§ Stated task
Find the string "spectrum" in the listing and report every line that has it.

- - - - - - -

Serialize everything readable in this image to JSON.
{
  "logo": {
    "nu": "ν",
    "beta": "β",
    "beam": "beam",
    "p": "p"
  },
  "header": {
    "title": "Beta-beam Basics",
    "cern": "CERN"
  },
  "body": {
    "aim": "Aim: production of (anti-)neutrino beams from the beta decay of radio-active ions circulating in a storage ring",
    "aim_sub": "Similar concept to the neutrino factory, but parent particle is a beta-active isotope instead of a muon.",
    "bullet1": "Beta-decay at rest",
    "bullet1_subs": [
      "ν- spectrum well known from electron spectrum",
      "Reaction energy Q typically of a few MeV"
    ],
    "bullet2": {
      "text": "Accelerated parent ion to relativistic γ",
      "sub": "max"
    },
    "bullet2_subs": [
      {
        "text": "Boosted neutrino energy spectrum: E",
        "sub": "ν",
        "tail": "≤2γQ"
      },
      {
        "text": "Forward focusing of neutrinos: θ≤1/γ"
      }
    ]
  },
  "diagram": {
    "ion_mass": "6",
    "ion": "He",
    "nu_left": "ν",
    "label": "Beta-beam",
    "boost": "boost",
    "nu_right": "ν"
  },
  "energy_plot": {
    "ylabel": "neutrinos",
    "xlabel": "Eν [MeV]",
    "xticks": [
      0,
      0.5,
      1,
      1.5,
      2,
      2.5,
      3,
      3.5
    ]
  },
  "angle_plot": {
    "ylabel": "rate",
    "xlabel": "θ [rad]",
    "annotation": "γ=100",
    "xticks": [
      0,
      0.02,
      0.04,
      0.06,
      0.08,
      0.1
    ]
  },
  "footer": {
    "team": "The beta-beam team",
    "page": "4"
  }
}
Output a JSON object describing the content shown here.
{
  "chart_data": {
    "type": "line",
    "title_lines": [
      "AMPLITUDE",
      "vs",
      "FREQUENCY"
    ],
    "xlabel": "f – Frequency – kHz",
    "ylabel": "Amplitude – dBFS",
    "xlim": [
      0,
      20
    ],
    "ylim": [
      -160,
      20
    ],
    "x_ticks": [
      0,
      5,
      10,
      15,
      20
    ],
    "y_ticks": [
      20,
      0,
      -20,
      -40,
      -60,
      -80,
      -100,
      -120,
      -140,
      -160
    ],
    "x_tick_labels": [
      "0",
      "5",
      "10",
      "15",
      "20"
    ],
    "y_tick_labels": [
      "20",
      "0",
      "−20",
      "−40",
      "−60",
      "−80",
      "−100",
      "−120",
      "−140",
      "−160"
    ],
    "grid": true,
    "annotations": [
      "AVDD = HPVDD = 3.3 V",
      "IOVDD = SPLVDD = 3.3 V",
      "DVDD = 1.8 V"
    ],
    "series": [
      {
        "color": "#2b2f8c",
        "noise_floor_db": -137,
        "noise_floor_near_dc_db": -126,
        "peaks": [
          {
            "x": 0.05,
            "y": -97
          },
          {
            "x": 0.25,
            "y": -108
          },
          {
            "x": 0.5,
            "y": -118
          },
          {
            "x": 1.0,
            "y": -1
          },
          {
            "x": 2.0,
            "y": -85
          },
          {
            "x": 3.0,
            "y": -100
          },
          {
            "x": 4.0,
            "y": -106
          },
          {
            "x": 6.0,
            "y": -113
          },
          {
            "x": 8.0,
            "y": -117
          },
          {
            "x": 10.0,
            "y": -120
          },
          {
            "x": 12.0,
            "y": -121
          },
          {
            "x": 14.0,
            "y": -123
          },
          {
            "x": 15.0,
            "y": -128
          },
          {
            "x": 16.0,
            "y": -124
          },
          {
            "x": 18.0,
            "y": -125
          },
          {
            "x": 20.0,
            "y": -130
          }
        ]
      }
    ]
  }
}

- - - - - - -

§ Complete answer
      "ν- spectrum well known from electron spectrum",
        "text": "Boosted neutrino energy spectrum: E",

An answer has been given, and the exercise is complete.